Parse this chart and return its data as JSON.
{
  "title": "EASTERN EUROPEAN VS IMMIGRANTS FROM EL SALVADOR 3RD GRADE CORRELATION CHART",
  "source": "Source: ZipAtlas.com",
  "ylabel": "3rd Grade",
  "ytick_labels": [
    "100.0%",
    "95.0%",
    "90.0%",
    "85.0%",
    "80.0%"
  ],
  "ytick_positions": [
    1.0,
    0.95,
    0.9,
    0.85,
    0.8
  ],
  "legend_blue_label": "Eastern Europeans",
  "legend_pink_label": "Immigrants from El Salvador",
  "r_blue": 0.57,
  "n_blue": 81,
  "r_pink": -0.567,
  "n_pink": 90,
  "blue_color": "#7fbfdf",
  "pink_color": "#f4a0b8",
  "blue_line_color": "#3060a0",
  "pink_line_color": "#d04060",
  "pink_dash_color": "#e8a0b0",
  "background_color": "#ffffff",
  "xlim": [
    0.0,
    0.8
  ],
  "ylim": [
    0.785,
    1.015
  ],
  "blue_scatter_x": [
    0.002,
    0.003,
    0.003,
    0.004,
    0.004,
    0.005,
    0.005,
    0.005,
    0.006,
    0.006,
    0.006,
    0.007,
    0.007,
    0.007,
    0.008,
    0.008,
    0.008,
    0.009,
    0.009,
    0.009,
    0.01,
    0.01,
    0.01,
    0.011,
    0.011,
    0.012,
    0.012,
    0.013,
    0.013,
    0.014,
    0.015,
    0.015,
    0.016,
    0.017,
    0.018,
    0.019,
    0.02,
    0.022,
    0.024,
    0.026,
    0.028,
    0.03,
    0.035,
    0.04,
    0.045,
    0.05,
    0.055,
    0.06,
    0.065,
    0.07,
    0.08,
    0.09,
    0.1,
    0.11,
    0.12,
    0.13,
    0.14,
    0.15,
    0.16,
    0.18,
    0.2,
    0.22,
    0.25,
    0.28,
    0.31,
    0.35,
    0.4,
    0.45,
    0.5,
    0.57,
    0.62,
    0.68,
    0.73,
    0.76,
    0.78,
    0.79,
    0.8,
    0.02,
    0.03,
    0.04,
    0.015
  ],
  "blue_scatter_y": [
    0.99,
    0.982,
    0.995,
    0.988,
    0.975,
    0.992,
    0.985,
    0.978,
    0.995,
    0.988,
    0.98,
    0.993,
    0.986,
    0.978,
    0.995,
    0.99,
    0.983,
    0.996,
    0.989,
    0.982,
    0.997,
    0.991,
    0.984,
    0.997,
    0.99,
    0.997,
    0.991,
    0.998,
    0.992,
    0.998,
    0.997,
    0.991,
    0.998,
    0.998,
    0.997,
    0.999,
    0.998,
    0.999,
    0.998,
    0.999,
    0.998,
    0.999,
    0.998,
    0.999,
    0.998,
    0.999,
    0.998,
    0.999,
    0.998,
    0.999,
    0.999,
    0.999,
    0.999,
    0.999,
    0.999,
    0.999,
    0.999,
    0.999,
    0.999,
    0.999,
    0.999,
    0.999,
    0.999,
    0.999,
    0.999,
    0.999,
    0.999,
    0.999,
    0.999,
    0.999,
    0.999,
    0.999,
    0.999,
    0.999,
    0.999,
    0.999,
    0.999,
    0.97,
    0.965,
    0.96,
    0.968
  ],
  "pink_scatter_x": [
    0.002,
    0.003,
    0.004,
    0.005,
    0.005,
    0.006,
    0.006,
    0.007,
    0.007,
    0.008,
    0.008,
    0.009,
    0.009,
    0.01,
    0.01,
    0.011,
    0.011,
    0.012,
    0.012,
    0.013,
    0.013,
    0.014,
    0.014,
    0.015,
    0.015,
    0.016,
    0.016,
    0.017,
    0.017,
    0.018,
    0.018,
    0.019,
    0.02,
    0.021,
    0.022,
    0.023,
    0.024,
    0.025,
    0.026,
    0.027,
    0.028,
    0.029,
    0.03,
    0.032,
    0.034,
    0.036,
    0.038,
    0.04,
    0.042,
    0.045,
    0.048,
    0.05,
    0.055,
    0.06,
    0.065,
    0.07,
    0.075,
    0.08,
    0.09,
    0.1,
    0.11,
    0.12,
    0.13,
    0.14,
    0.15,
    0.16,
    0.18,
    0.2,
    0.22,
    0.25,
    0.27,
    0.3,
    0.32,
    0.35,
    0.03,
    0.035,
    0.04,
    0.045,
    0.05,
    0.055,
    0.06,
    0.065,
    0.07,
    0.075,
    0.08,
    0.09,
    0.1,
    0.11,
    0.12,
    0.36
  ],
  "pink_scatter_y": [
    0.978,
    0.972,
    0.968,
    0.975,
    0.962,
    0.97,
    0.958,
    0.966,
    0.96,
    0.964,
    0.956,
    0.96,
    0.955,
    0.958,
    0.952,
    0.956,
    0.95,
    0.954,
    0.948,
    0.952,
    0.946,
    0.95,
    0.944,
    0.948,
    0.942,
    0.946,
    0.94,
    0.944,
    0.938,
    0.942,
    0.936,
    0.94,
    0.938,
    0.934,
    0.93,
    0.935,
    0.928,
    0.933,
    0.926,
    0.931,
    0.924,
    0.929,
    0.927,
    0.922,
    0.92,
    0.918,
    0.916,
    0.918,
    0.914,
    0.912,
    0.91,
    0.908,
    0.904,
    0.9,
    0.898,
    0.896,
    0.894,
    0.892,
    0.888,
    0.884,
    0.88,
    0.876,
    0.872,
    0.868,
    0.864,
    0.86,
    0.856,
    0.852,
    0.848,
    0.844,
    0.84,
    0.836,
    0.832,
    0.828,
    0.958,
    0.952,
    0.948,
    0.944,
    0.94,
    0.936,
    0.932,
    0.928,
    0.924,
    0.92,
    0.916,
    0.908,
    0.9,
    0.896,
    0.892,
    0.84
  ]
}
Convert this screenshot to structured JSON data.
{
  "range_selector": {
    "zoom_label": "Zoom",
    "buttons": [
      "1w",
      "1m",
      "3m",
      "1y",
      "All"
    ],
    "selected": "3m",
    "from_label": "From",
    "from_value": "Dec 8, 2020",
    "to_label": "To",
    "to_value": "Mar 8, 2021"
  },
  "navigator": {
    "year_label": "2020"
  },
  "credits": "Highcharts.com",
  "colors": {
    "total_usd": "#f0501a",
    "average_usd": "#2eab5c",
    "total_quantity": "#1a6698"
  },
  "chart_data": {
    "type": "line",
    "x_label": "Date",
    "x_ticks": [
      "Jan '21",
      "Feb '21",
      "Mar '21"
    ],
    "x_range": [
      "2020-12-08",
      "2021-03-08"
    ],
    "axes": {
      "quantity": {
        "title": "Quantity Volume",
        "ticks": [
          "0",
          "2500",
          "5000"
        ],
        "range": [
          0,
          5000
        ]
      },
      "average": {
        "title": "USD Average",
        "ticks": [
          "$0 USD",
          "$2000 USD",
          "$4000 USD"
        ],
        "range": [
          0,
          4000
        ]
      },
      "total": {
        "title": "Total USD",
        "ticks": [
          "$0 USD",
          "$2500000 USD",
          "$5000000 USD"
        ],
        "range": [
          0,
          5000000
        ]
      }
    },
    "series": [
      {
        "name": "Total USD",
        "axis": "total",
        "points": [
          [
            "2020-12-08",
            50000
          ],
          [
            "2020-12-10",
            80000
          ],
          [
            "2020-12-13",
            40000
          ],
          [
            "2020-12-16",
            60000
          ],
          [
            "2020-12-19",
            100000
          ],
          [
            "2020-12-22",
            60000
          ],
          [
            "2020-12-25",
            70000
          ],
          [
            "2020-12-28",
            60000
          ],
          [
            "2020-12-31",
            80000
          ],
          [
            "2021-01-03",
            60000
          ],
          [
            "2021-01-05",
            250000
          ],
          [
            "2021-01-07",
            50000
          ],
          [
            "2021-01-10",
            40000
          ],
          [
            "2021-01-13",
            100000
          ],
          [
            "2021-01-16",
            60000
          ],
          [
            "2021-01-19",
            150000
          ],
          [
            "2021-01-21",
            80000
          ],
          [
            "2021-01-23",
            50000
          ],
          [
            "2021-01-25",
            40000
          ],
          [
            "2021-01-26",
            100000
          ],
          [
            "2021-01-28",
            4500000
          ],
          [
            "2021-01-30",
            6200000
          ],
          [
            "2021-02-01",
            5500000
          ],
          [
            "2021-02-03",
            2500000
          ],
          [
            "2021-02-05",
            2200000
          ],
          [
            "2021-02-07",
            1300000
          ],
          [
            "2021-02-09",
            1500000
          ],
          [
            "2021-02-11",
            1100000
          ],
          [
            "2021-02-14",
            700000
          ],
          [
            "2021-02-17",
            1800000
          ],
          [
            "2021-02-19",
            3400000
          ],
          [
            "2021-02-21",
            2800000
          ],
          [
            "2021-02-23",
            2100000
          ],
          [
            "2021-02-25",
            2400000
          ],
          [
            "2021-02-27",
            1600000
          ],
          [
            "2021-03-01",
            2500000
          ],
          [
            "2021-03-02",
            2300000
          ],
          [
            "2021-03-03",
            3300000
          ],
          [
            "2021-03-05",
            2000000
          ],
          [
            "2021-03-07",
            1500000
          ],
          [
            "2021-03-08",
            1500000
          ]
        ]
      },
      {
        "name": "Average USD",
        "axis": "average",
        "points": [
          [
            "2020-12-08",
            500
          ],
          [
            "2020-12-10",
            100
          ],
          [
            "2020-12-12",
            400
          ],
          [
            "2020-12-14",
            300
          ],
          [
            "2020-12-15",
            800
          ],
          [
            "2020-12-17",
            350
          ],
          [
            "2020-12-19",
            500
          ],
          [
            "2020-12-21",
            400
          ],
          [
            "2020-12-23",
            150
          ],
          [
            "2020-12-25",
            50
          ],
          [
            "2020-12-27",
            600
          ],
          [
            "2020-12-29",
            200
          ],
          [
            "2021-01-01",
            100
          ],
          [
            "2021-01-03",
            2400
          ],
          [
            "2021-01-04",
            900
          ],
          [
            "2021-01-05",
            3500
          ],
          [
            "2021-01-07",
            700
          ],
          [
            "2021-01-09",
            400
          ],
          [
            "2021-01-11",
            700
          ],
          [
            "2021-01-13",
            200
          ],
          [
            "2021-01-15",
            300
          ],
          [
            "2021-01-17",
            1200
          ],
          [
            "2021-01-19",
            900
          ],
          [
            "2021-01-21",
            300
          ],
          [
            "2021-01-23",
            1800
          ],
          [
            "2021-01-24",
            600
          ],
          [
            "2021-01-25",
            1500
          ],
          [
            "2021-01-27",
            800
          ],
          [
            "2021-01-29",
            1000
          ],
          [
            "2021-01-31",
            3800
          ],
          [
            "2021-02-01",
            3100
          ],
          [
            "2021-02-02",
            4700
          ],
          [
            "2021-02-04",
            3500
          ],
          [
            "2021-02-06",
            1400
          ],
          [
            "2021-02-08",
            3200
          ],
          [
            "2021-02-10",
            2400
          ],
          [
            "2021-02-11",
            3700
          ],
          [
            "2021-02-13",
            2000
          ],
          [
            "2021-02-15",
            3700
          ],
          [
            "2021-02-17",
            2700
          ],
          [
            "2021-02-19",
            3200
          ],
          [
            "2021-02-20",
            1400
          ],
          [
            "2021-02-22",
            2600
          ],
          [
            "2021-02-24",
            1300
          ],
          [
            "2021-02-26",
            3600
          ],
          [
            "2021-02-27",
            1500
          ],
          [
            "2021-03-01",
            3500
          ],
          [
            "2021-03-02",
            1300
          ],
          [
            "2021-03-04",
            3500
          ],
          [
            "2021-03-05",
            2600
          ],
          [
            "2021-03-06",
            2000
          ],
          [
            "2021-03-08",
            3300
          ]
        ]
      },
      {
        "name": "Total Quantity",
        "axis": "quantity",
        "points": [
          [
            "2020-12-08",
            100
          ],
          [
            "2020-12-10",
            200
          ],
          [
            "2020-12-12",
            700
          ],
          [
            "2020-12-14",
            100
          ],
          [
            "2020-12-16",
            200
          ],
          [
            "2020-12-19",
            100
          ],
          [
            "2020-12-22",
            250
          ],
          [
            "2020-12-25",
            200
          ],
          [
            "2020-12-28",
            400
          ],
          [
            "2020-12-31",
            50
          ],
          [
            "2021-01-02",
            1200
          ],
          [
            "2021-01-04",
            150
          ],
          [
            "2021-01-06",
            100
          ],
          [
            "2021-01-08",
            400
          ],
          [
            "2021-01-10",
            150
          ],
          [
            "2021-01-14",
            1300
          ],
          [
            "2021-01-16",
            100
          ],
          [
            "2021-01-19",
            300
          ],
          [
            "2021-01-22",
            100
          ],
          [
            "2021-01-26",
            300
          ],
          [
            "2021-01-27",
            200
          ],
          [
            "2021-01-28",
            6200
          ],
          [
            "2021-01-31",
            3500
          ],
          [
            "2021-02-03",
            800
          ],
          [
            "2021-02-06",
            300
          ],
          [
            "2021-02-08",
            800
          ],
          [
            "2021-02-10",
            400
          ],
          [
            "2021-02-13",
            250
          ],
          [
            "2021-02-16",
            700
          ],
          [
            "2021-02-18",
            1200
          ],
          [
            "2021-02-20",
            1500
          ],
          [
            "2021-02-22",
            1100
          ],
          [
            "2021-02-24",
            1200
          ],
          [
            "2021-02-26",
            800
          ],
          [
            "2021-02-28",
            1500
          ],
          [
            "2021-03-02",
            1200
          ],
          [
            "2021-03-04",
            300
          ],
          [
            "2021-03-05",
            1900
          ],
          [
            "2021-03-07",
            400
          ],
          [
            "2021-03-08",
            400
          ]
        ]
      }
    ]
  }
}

Instructions for the task:
Select every line of the records holding the string "axis".

Full response:
        "axis": "total",
        "axis": "average",
        "axis": "quantity",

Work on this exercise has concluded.